Given request ▸
Reproduce this listing in full.
__________________________________________________
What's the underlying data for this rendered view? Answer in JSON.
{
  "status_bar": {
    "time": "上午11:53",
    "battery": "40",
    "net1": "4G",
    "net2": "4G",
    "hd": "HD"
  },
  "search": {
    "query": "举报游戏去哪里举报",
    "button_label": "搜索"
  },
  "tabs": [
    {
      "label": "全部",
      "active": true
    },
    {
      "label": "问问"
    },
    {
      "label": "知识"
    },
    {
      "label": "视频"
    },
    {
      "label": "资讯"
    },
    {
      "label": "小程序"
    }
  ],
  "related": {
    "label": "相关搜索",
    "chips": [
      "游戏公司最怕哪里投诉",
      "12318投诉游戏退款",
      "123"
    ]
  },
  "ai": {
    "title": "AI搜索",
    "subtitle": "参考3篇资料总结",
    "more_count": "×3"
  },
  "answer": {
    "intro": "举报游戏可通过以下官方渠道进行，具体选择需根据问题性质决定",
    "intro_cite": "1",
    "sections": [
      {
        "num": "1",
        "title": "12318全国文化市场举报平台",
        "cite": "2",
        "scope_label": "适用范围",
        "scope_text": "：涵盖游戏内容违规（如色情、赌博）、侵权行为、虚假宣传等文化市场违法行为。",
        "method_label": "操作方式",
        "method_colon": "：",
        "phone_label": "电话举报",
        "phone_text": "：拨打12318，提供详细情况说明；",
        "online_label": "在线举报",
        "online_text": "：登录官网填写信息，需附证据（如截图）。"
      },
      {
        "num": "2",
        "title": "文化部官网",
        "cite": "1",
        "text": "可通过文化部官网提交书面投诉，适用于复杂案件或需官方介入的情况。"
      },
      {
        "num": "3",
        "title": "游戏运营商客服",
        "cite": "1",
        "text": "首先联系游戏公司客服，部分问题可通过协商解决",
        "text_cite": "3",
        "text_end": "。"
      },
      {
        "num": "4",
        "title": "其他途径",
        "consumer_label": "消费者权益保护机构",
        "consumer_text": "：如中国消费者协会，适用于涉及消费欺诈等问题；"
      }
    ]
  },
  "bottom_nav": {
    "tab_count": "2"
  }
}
__________________________________________________
Task response ▸
What's the underlying data for this rendered view? Answer in JSON.
{
  "status_bar": {
    "time": "上午11:53",
    "battery": "40",
    "net1": "4G",
    "net2": "4G",
    "hd": "HD"
  },
  "search": {
    "query": "举报游戏去哪里举报",
    "button_label": "搜索"
  },
  "tabs": [
    {
      "label": "全部",
      "active": true
    },
    {
      "label": "问问"
    },
    {
      "label": "知识"
    },
    {
      "label": "视频"
    },
    {
      "label": "资讯"
    },
    {
      "label": "小程序"
    }
  ],
  "related": {
    "label": "相关搜索",
    "chips": [
      "游戏公司最怕哪里投诉",
      "12318投诉游戏退款",
      "123"
    ]
  },
  "ai": {
    "title": "AI搜索",
    "subtitle": "参考3篇资料总结",
    "more_count": "×3"
  },
  "answer": {
    "intro": "举报游戏可通过以下官方渠道进行，具体选择需根据问题性质决定",
    "intro_cite": "1",
    "sections": [
      {
        "num": "1",
        "title": "12318全国文化市场举报平台",
        "cite": "2",
        "scope_label": "适用范围",
        "scope_text": "：涵盖游戏内容违规（如色情、赌博）、侵权行为、虚假宣传等文化市场违法行为。",
        "method_label": "操作方式",
        "method_colon": "：",
        "phone_label": "电话举报",
        "phone_text": "：拨打12318，提供详细情况说明；",
        "online_label": "在线举报",
        "online_text": "：登录官网填写信息，需附证据（如截图）。"
      },
      {
        "num": "2",
        "title": "文化部官网",
        "cite": "1",
        "text": "可通过文化部官网提交书面投诉，适用于复杂案件或需官方介入的情况。"
      },
      {
        "num": "3",
        "title": "游戏运营商客服",
        "cite": "1",
        "text": "首先联系游戏公司客服，部分问题可通过协商解决",
        "text_cite": "3",
        "text_end": "。"
      },
      {
        "num": "4",
        "title": "其他途径",
        "consumer_label": "消费者权益保护机构",
        "consumer_text": "：如中国消费者协会，适用于涉及消费欺诈等问题；"
      }
    ]
  },
  "bottom_nav": {
    "tab_count": "2"
  }
}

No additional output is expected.